» WHAT THE TASK ASKS
Strip the pictures and reproduce the rest of the listing exactly.

» RECORD EXCERPTS
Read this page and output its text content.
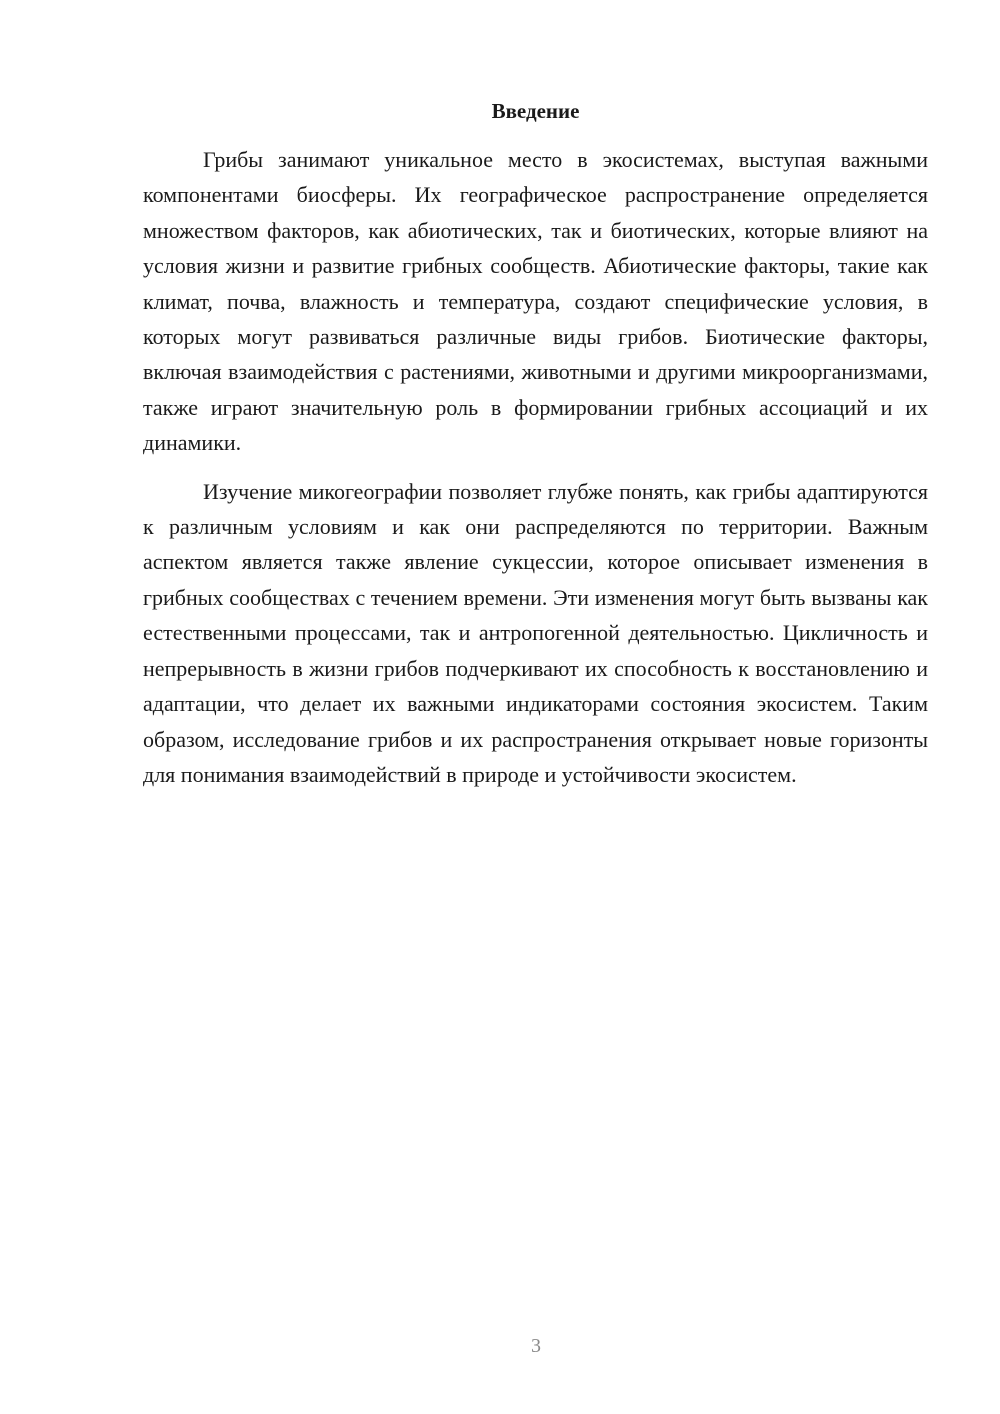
Введение

Грибы занимают уникальное место в экосистемах, выступая важными компонентами биосферы. Их географическое распространение определяется множеством факторов, как абиотических, так и биотических, которые влияют на условия жизни и развитие грибных сообществ. Абиотические факторы, такие как климат, почва, влажность и температура, создают специфические условия, в которых могут развиваться различные виды грибов. Биотические факторы, включая взаимодействия с растениями, животными и другими микроорганизмами, также играют значительную роль в формировании грибных ассоциаций и их динамики.

Изучение микогеографии позволяет глубже понять, как грибы адаптируются к различным условиям и как они распределяются по территории. Важным аспектом является также явление сукцессии, которое описывает изменения в грибных сообществах с течением времени. Эти изменения могут быть вызваны как естественными процессами, так и антропогенной деятельностью. Цикличность и непрерывность в жизни грибов подчеркивают их способность к восстановлению и адаптации, что делает их важными индикаторами состояния экосистем. Таким образом, исследование грибов и их распространения открывает новые горизонты для понимания взаимодействий в природе и устойчивости экосистем.

3
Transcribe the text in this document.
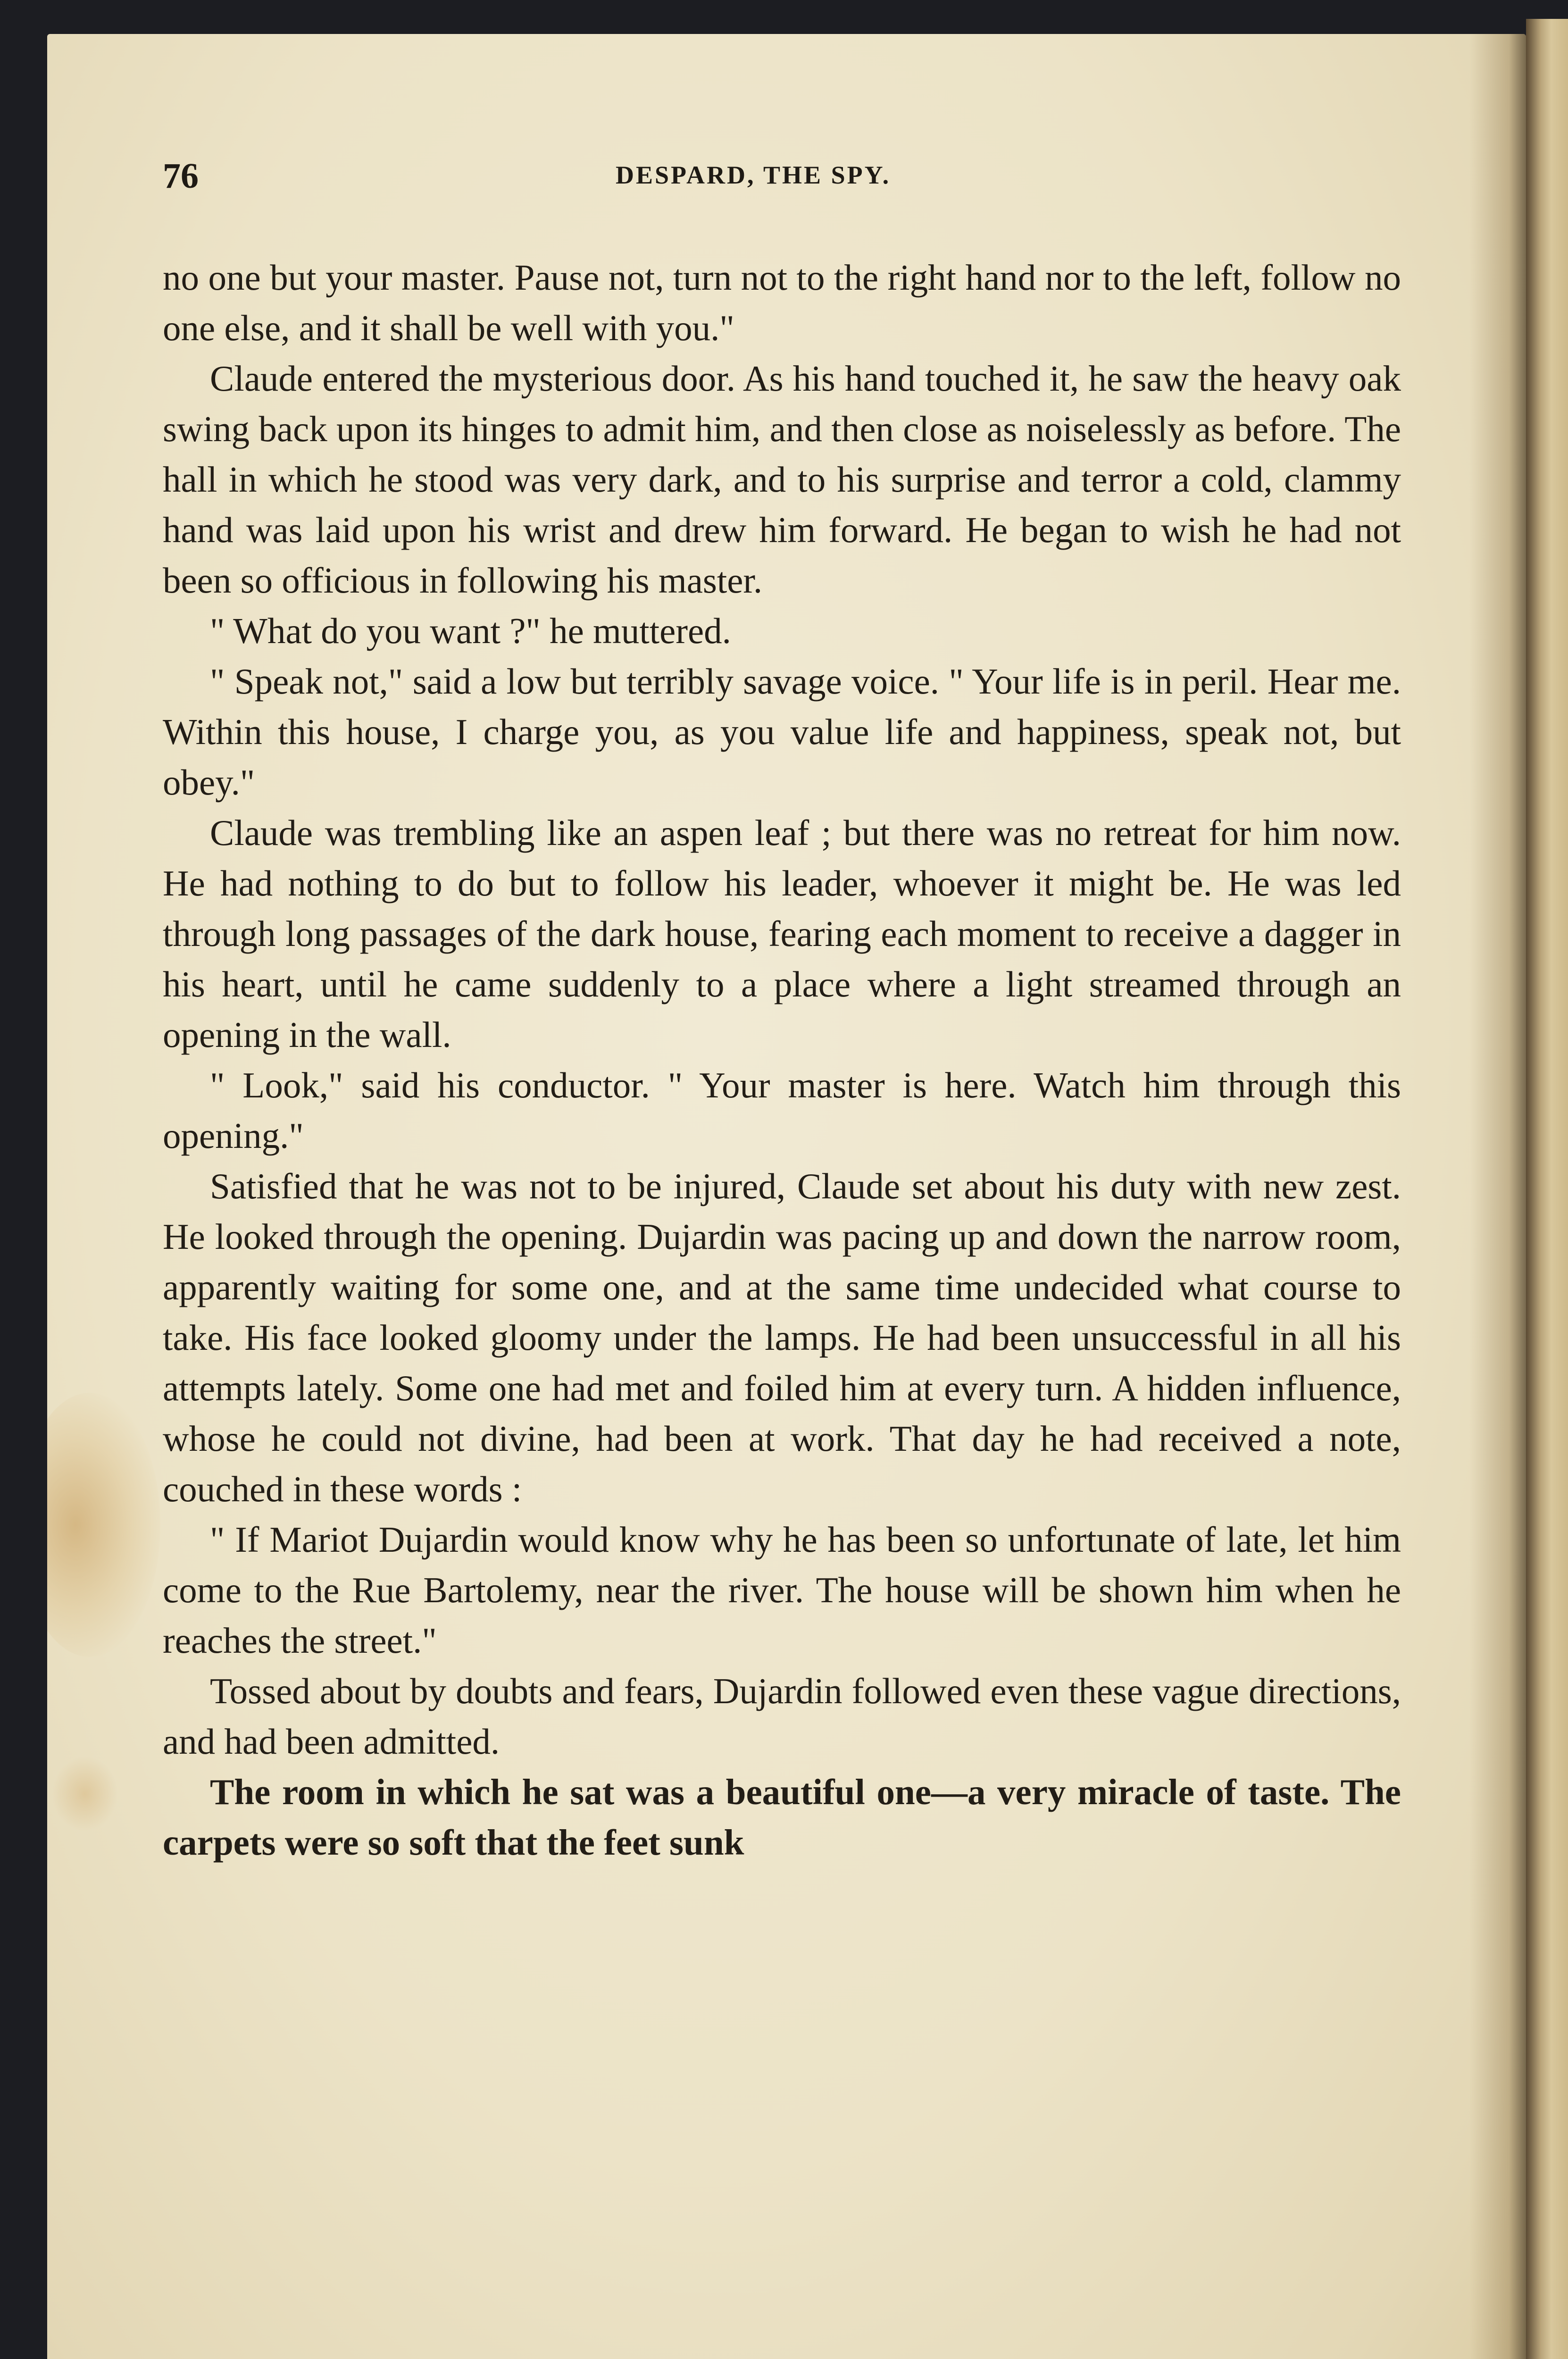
76	DESPARD, THE SPY.

no one but your master. Pause not, turn not to the right hand nor to the left, follow no one else, and it shall be well with you."

Claude entered the mysterious door. As his hand touched it, he saw the heavy oak swing back upon its hinges to admit him, and then close as noiselessly as before. The hall in which he stood was very dark, and to his surprise and terror a cold, clammy hand was laid upon his wrist and drew him forward. He began to wish he had not been so officious in following his master.

" What do you want ?" he muttered.

" Speak not," said a low but terribly savage voice. " Your life is in peril. Hear me. Within this house, I charge you, as you value life and happiness, speak not, but obey."

Claude was trembling like an aspen leaf ; but there was no retreat for him now. He had nothing to do but to follow his leader, whoever it might be. He was led through long passages of the dark house, fearing each moment to receive a dagger in his heart, until he came suddenly to a place where a light streamed through an opening in the wall.

" Look," said his conductor. " Your master is here. Watch him through this opening."

Satisfied that he was not to be injured, Claude set about his duty with new zest. He looked through the opening. Dujardin was pacing up and down the narrow room, apparently waiting for some one, and at the same time undecided what course to take. His face looked gloomy under the lamps. He had been unsuccessful in all his attempts lately. Some one had met and foiled him at every turn. A hidden influence, whose he could not divine, had been at work. That day he had received a note, couched in these words :

" If Mariot Dujardin would know why he has been so unfortunate of late, let him come to the Rue Bartolemy, near the river. The house will be shown him when he reaches the street."

Tossed about by doubts and fears, Dujardin followed even these vague directions, and had been admitted.

The room in which he sat was a beautiful one—a very miracle of taste. The carpets were so soft that the feet sunk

» SOLUTION TO THE EXERCISE
Read this page and output its text content.
Введение

Грибы занимают уникальное место в экосистемах, выступая важными компонентами биосферы. Их географическое распространение определяется множеством факторов, как абиотических, так и биотических, которые влияют на условия жизни и развитие грибных сообществ. Абиотические факторы, такие как климат, почва, влажность и температура, создают специфические условия, в которых могут развиваться различные виды грибов. Биотические факторы, включая взаимодействия с растениями, животными и другими микроорганизмами, также играют значительную роль в формировании грибных ассоциаций и их динамики.

Изучение микогеографии позволяет глубже понять, как грибы адаптируются к различным условиям и как они распределяются по территории. Важным аспектом является также явление сукцессии, которое описывает изменения в грибных сообществах с течением времени. Эти изменения могут быть вызваны как естественными процессами, так и антропогенной деятельностью. Цикличность и непрерывность в жизни грибов подчеркивают их способность к восстановлению и адаптации, что делает их важными индикаторами состояния экосистем. Таким образом, исследование грибов и их распространения открывает новые горизонты для понимания взаимодействий в природе и устойчивости экосистем.

3
Transcribe the text in this document.
76	DESPARD, THE SPY.

no one but your master. Pause not, turn not to the right hand nor to the left, follow no one else, and it shall be well with you."

Claude entered the mysterious door. As his hand touched it, he saw the heavy oak swing back upon its hinges to admit him, and then close as noiselessly as before. The hall in which he stood was very dark, and to his surprise and terror a cold, clammy hand was laid upon his wrist and drew him forward. He began to wish he had not been so officious in following his master.

" What do you want ?" he muttered.

" Speak not," said a low but terribly savage voice. " Your life is in peril. Hear me. Within this house, I charge you, as you value life and happiness, speak not, but obey."

Claude was trembling like an aspen leaf ; but there was no retreat for him now. He had nothing to do but to follow his leader, whoever it might be. He was led through long passages of the dark house, fearing each moment to receive a dagger in his heart, until he came suddenly to a place where a light streamed through an opening in the wall.

" Look," said his conductor. " Your master is here. Watch him through this opening."

Satisfied that he was not to be injured, Claude set about his duty with new zest. He looked through the opening. Dujardin was pacing up and down the narrow room, apparently waiting for some one, and at the same time undecided what course to take. His face looked gloomy under the lamps. He had been unsuccessful in all his attempts lately. Some one had met and foiled him at every turn. A hidden influence, whose he could not divine, had been at work. That day he had received a note, couched in these words :

" If Mariot Dujardin would know why he has been so unfortunate of late, let him come to the Rue Bartolemy, near the river. The house will be shown him when he reaches the street."

Tossed about by doubts and fears, Dujardin followed even these vague directions, and had been admitted.

The room in which he sat was a beautiful one—a very miracle of taste. The carpets were so soft that the feet sunk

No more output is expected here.